**Stated problem**. The entries below should be given again exactly, minus their pictures.

_ _ _

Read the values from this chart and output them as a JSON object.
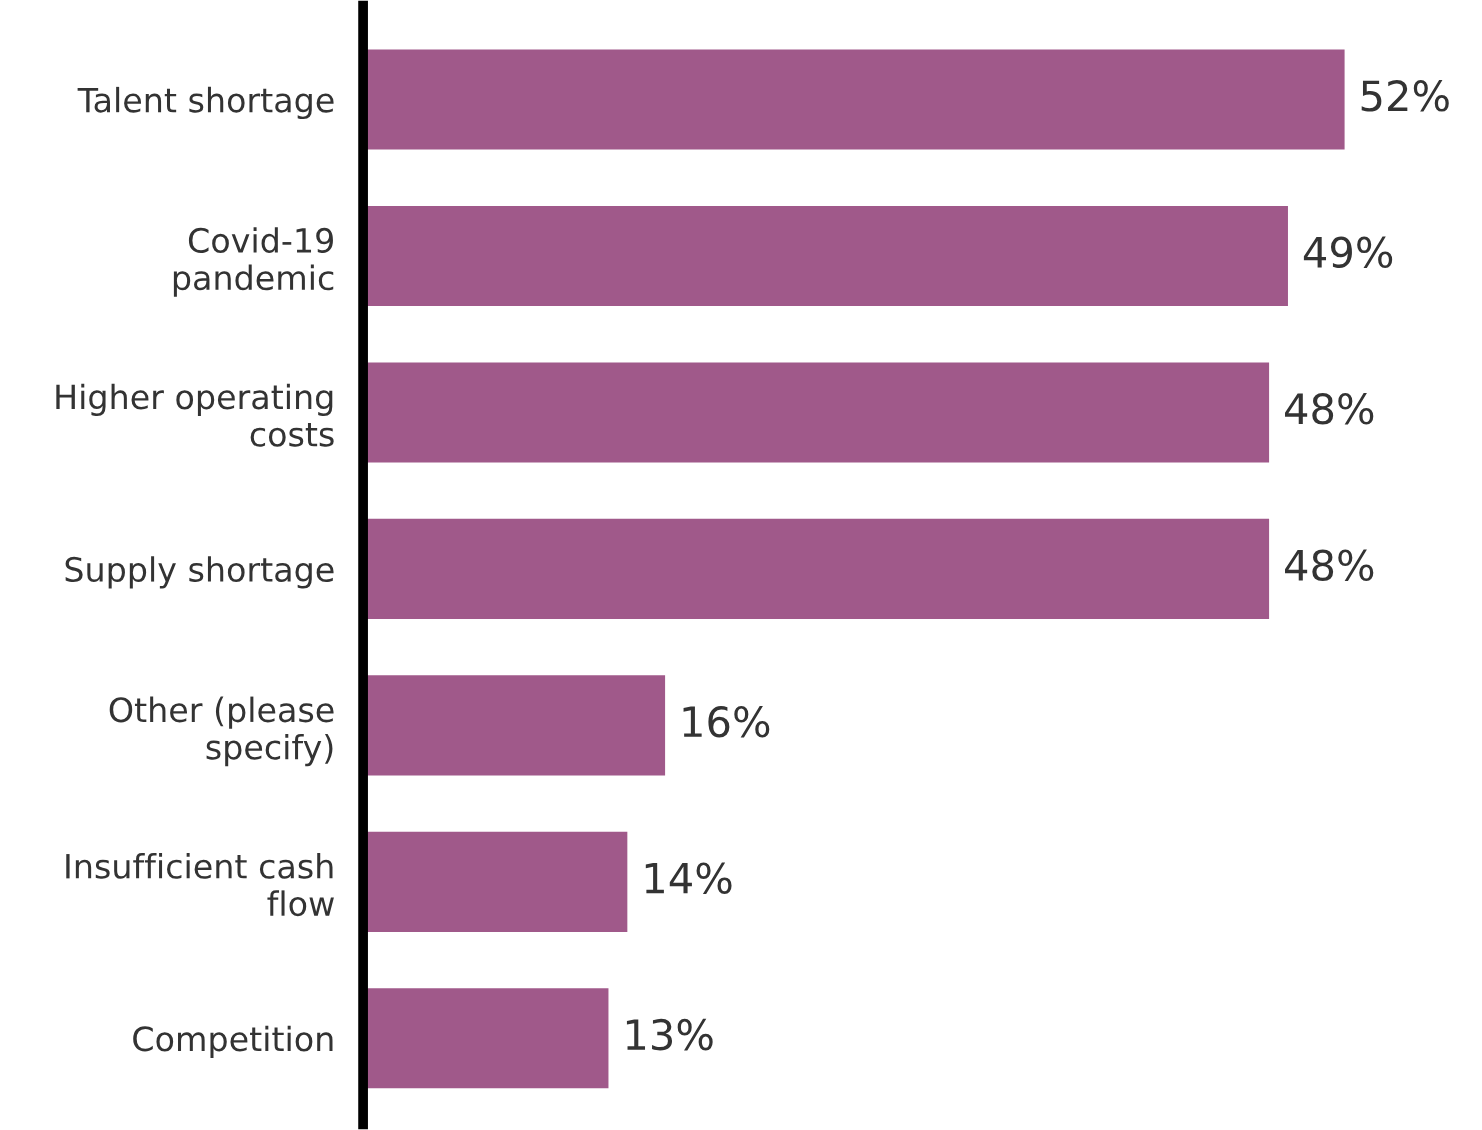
{
  "chart_data": {
    "type": "bar",
    "orientation": "horizontal",
    "categories": [
      "Talent shortage",
      "Covid-19\npandemic",
      "Higher operating\ncosts",
      "Supply shortage",
      "Other (please\nspecify)",
      "Insufficient cash\nflow",
      "Competition"
    ],
    "values": [
      52,
      49,
      48,
      48,
      16,
      14,
      13
    ],
    "value_labels": [
      "52%",
      "49%",
      "48%",
      "48%",
      "16%",
      "14%",
      "13%"
    ],
    "color": "#a0598a",
    "grid": false,
    "legend": false
  }
}
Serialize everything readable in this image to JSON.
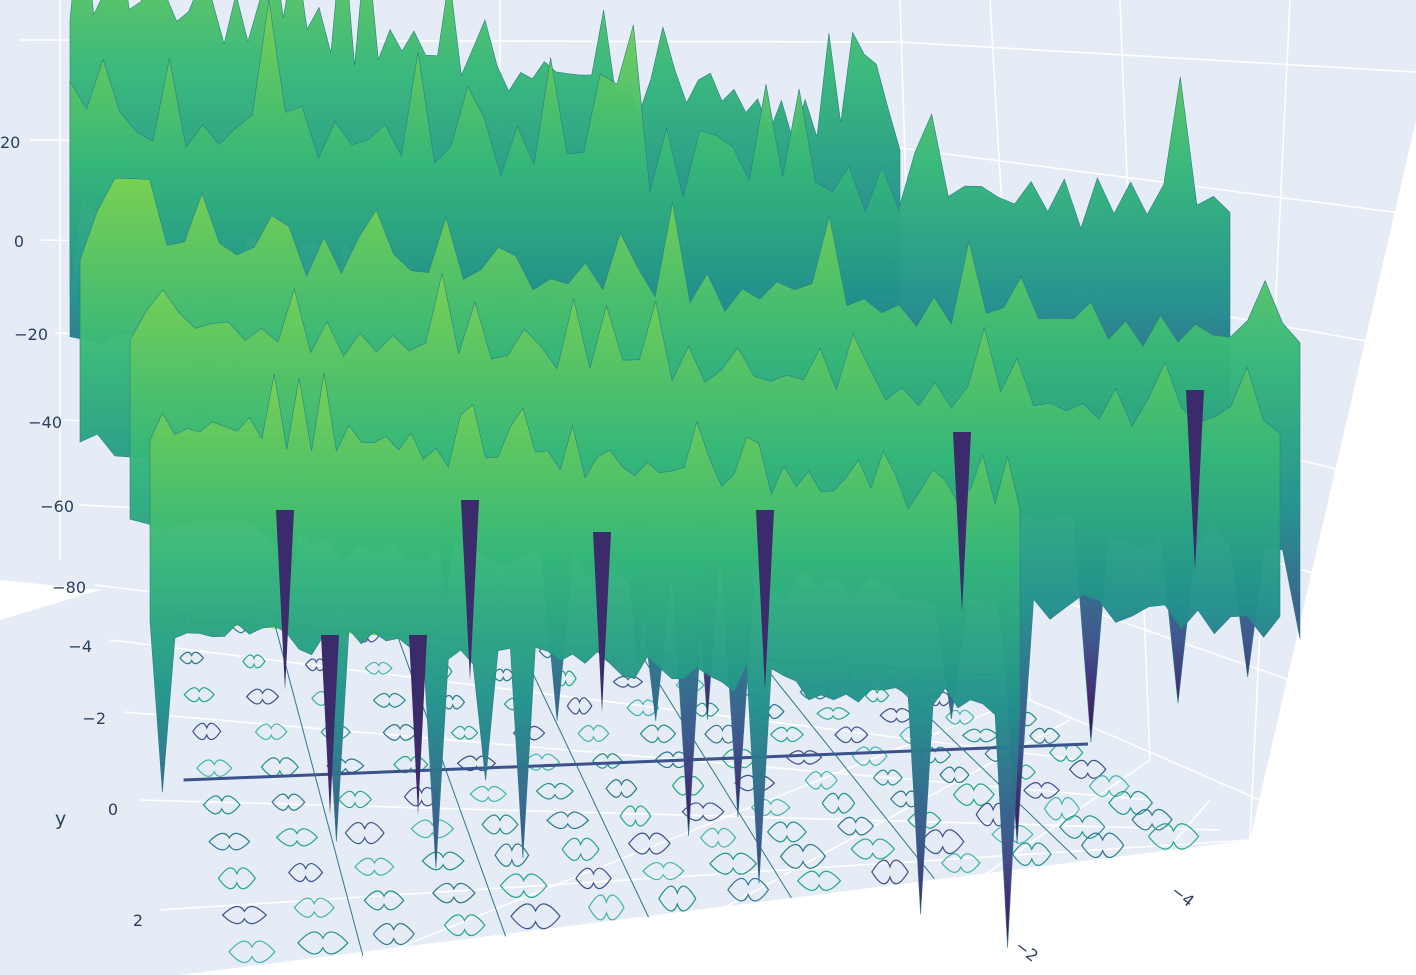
{
  "chart_data": {
    "type": "surface",
    "colorscale": "Viridis",
    "contours_projected_on": "floor",
    "scene_background": "#e5ecf6",
    "gridline_color": "#ffffff",
    "tick_label_color": "#2a3f5f",
    "axes": {
      "z": {
        "ticks": [
          "20",
          "0",
          "−20",
          "−40",
          "−60",
          "−80"
        ],
        "range": [
          -90,
          35
        ]
      },
      "y": {
        "title": "y",
        "ticks": [
          "−4",
          "−2",
          "0",
          "2"
        ]
      },
      "x": {
        "ticks": [
          "−4",
          "−2"
        ]
      }
    },
    "surface": {
      "x_range": [
        -5,
        5
      ],
      "y_range": [
        -5,
        5
      ],
      "grid": true,
      "description": "oscillatory surface with periodic ridges and deep narrow spikes"
    }
  }
}
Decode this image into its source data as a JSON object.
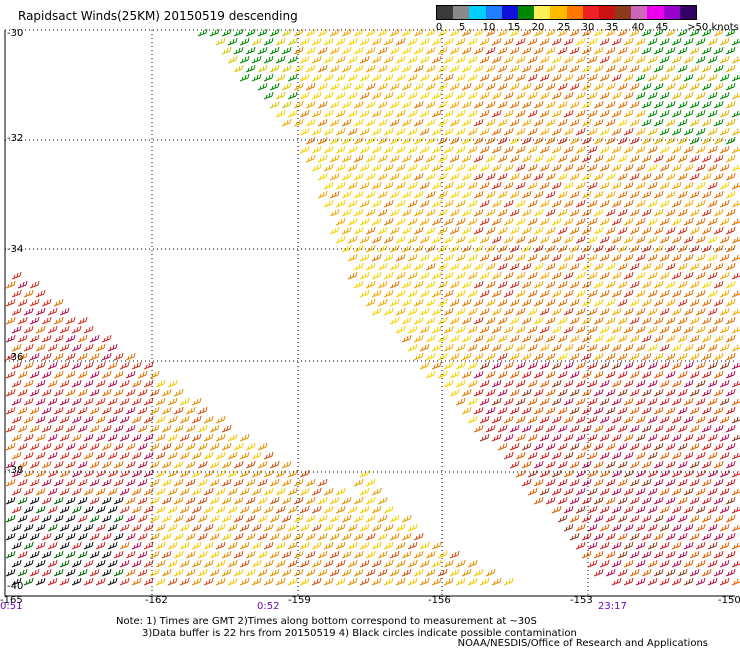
{
  "title": "Rapidsact Winds(25KM) 20150519 descending",
  "scale": {
    "labels": [
      "0",
      "5",
      "10",
      "15",
      "20",
      "25",
      "30",
      "35",
      "40",
      "45",
      ">50 knots"
    ],
    "colors": [
      "#3a3a3a",
      "#8a8a8a",
      "#00cfff",
      "#1f7fff",
      "#1111dd",
      "#008800",
      "#ffee55",
      "#ffbb00",
      "#ff7700",
      "#ee2222",
      "#cc1111",
      "#8b3a1a",
      "#cc66bb",
      "#ee00ee",
      "#9900cc",
      "#330066"
    ]
  },
  "axes": {
    "lat_labels": [
      "-30",
      "-32",
      "-34",
      "-36",
      "-38",
      "-40"
    ],
    "lon_labels": [
      "-165",
      "-162",
      "-159",
      "-156",
      "-153",
      "-150"
    ],
    "time_labels": [
      "0:51",
      "0:52",
      "23:17"
    ]
  },
  "notes": {
    "line1": "Note: 1) Times are GMT 2)Times along bottom correspond to measurement at ~30S",
    "line2": "3)Data buffer is 22 hrs from 20150519 4) Black circles indicate possible contamination"
  },
  "credit": "NOAA/NESDIS/Office of Research and Applications",
  "colors": {
    "time_label": "#6a0dad",
    "grid": "#000000"
  }
}
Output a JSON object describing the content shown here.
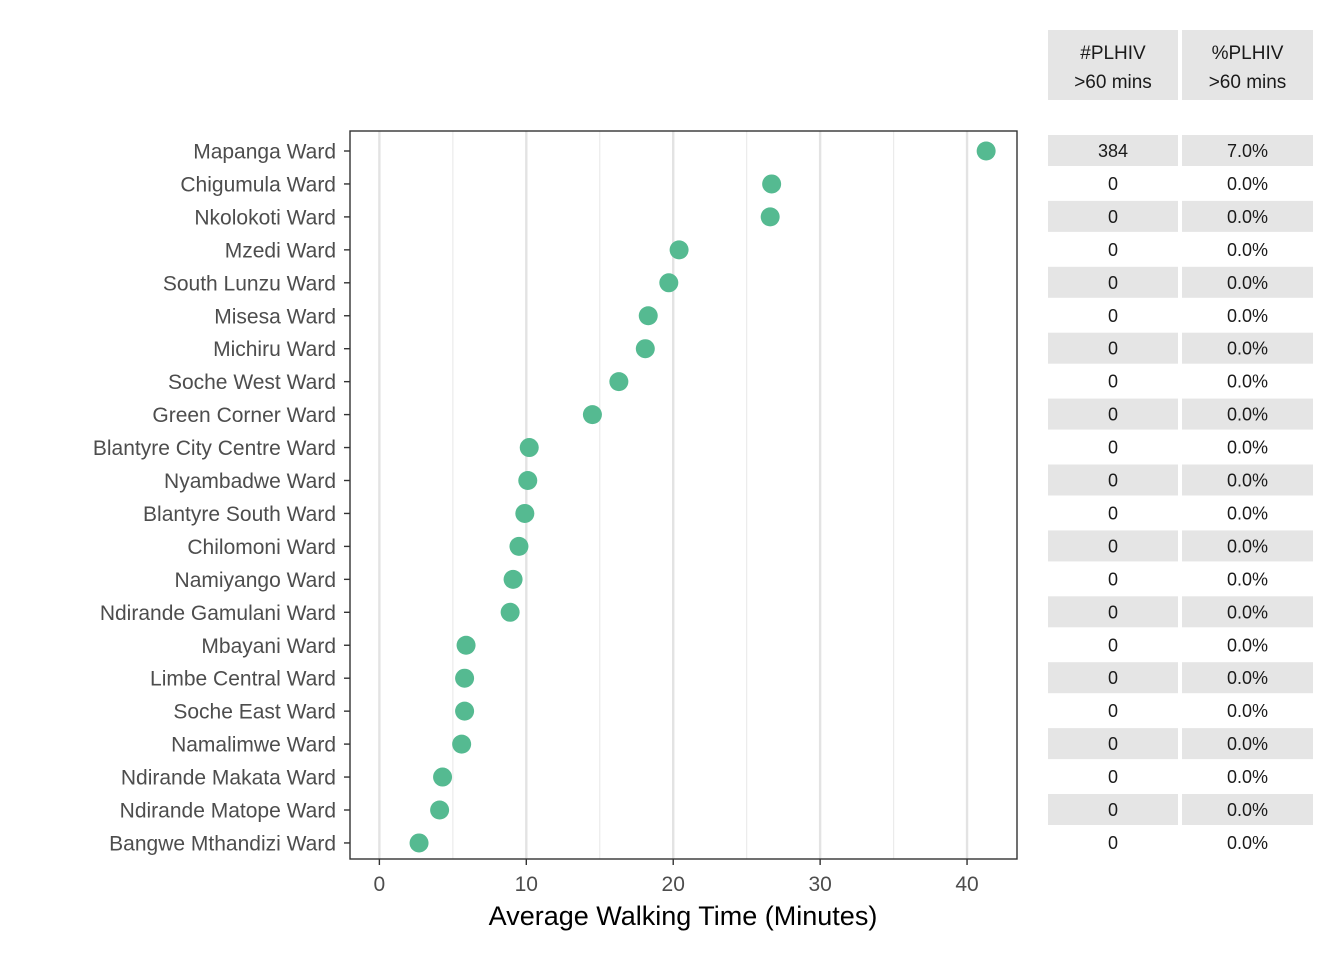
{
  "chart_data": {
    "type": "scatter",
    "title": "",
    "xlabel": "Average Walking Time (Minutes)",
    "ylabel": "",
    "xlim": [
      -2,
      43.4
    ],
    "xticks": [
      0,
      10,
      20,
      30,
      40
    ],
    "grid": true,
    "point_color": "#55BA91",
    "categories": [
      "Mapanga Ward",
      "Chigumula Ward",
      "Nkolokoti Ward",
      "Mzedi Ward",
      "South Lunzu Ward",
      "Misesa Ward",
      "Michiru Ward",
      "Soche West Ward",
      "Green Corner Ward",
      "Blantyre City Centre Ward",
      "Nyambadwe Ward",
      "Blantyre South Ward",
      "Chilomoni Ward",
      "Namiyango Ward",
      "Ndirande Gamulani Ward",
      "Mbayani Ward",
      "Limbe Central Ward",
      "Soche East Ward",
      "Namalimwe Ward",
      "Ndirande Makata Ward",
      "Ndirande Matope Ward",
      "Bangwe Mthandizi Ward"
    ],
    "values": [
      41.3,
      26.7,
      26.6,
      20.4,
      19.7,
      18.3,
      18.1,
      16.3,
      14.5,
      10.2,
      10.1,
      9.9,
      9.5,
      9.1,
      8.9,
      5.9,
      5.8,
      5.8,
      5.6,
      4.3,
      4.1,
      2.7
    ]
  },
  "table": {
    "headers": [
      {
        "line1": "#PLHIV",
        "line2": ">60 mins"
      },
      {
        "line1": "%PLHIV",
        "line2": ">60 mins"
      }
    ],
    "rows": [
      [
        "384",
        "7.0%"
      ],
      [
        "0",
        "0.0%"
      ],
      [
        "0",
        "0.0%"
      ],
      [
        "0",
        "0.0%"
      ],
      [
        "0",
        "0.0%"
      ],
      [
        "0",
        "0.0%"
      ],
      [
        "0",
        "0.0%"
      ],
      [
        "0",
        "0.0%"
      ],
      [
        "0",
        "0.0%"
      ],
      [
        "0",
        "0.0%"
      ],
      [
        "0",
        "0.0%"
      ],
      [
        "0",
        "0.0%"
      ],
      [
        "0",
        "0.0%"
      ],
      [
        "0",
        "0.0%"
      ],
      [
        "0",
        "0.0%"
      ],
      [
        "0",
        "0.0%"
      ],
      [
        "0",
        "0.0%"
      ],
      [
        "0",
        "0.0%"
      ],
      [
        "0",
        "0.0%"
      ],
      [
        "0",
        "0.0%"
      ],
      [
        "0",
        "0.0%"
      ],
      [
        "0",
        "0.0%"
      ]
    ],
    "band_color": "#e5e5e5"
  }
}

_ _ _

**Answer to this task**.
Read the values from this chart and output them as a JSON object.
{
  "chart_data": {
    "type": "bar",
    "orientation": "horizontal",
    "categories": [
      "Talent shortage",
      "Covid-19\npandemic",
      "Higher operating\ncosts",
      "Supply shortage",
      "Other (please\nspecify)",
      "Insufficient cash\nflow",
      "Competition"
    ],
    "values": [
      52,
      49,
      48,
      48,
      16,
      14,
      13
    ],
    "value_labels": [
      "52%",
      "49%",
      "48%",
      "48%",
      "16%",
      "14%",
      "13%"
    ],
    "color": "#a0598a",
    "grid": false,
    "legend": false
  }
}
Serialize everything readable in this image to JSON.
{
  "chart_data": {
    "type": "surface",
    "colorscale": "Viridis",
    "contours_projected_on": "floor",
    "scene_background": "#e5ecf6",
    "gridline_color": "#ffffff",
    "tick_label_color": "#2a3f5f",
    "axes": {
      "z": {
        "ticks": [
          "20",
          "0",
          "−20",
          "−40",
          "−60",
          "−80"
        ],
        "range": [
          -90,
          35
        ]
      },
      "y": {
        "title": "y",
        "ticks": [
          "−4",
          "−2",
          "0",
          "2"
        ]
      },
      "x": {
        "ticks": [
          "−4",
          "−2"
        ]
      }
    },
    "surface": {
      "x_range": [
        -5,
        5
      ],
      "y_range": [
        -5,
        5
      ],
      "grid": true,
      "description": "oscillatory surface with periodic ridges and deep narrow spikes"
    }
  }
}
Decode this image into its source data as a JSON object.
{
  "title": "Rapidsact Winds(25KM) 20150519 descending",
  "scale": {
    "labels": [
      "0",
      "5",
      "10",
      "15",
      "20",
      "25",
      "30",
      "35",
      "40",
      "45",
      ">50 knots"
    ],
    "colors": [
      "#3a3a3a",
      "#8a8a8a",
      "#00cfff",
      "#1f7fff",
      "#1111dd",
      "#008800",
      "#ffee55",
      "#ffbb00",
      "#ff7700",
      "#ee2222",
      "#cc1111",
      "#8b3a1a",
      "#cc66bb",
      "#ee00ee",
      "#9900cc",
      "#330066"
    ]
  },
  "axes": {
    "lat_labels": [
      "-30",
      "-32",
      "-34",
      "-36",
      "-38",
      "-40"
    ],
    "lon_labels": [
      "-165",
      "-162",
      "-159",
      "-156",
      "-153",
      "-150"
    ],
    "time_labels": [
      "0:51",
      "0:52",
      "23:17"
    ]
  },
  "notes": {
    "line1": "Note: 1) Times are GMT 2)Times along bottom correspond to measurement at ~30S",
    "line2": "3)Data buffer is 22 hrs from 20150519 4) Black circles indicate possible contamination"
  },
  "credit": "NOAA/NESDIS/Office of Research and Applications",
  "colors": {
    "time_label": "#6a0dad",
    "grid": "#000000"
  }
}
Output a JSON object describing the content shown here.
{
  "chart_data": {
    "type": "scatter",
    "title": "",
    "xlabel": "Average Walking Time (Minutes)",
    "ylabel": "",
    "xlim": [
      -2,
      43.4
    ],
    "xticks": [
      0,
      10,
      20,
      30,
      40
    ],
    "grid": true,
    "point_color": "#55BA91",
    "categories": [
      "Mapanga Ward",
      "Chigumula Ward",
      "Nkolokoti Ward",
      "Mzedi Ward",
      "South Lunzu Ward",
      "Misesa Ward",
      "Michiru Ward",
      "Soche West Ward",
      "Green Corner Ward",
      "Blantyre City Centre Ward",
      "Nyambadwe Ward",
      "Blantyre South Ward",
      "Chilomoni Ward",
      "Namiyango Ward",
      "Ndirande Gamulani Ward",
      "Mbayani Ward",
      "Limbe Central Ward",
      "Soche East Ward",
      "Namalimwe Ward",
      "Ndirande Makata Ward",
      "Ndirande Matope Ward",
      "Bangwe Mthandizi Ward"
    ],
    "values": [
      41.3,
      26.7,
      26.6,
      20.4,
      19.7,
      18.3,
      18.1,
      16.3,
      14.5,
      10.2,
      10.1,
      9.9,
      9.5,
      9.1,
      8.9,
      5.9,
      5.8,
      5.8,
      5.6,
      4.3,
      4.1,
      2.7
    ]
  },
  "table": {
    "headers": [
      {
        "line1": "#PLHIV",
        "line2": ">60 mins"
      },
      {
        "line1": "%PLHIV",
        "line2": ">60 mins"
      }
    ],
    "rows": [
      [
        "384",
        "7.0%"
      ],
      [
        "0",
        "0.0%"
      ],
      [
        "0",
        "0.0%"
      ],
      [
        "0",
        "0.0%"
      ],
      [
        "0",
        "0.0%"
      ],
      [
        "0",
        "0.0%"
      ],
      [
        "0",
        "0.0%"
      ],
      [
        "0",
        "0.0%"
      ],
      [
        "0",
        "0.0%"
      ],
      [
        "0",
        "0.0%"
      ],
      [
        "0",
        "0.0%"
      ],
      [
        "0",
        "0.0%"
      ],
      [
        "0",
        "0.0%"
      ],
      [
        "0",
        "0.0%"
      ],
      [
        "0",
        "0.0%"
      ],
      [
        "0",
        "0.0%"
      ],
      [
        "0",
        "0.0%"
      ],
      [
        "0",
        "0.0%"
      ],
      [
        "0",
        "0.0%"
      ],
      [
        "0",
        "0.0%"
      ],
      [
        "0",
        "0.0%"
      ],
      [
        "0",
        "0.0%"
      ]
    ],
    "band_color": "#e5e5e5"
  }
}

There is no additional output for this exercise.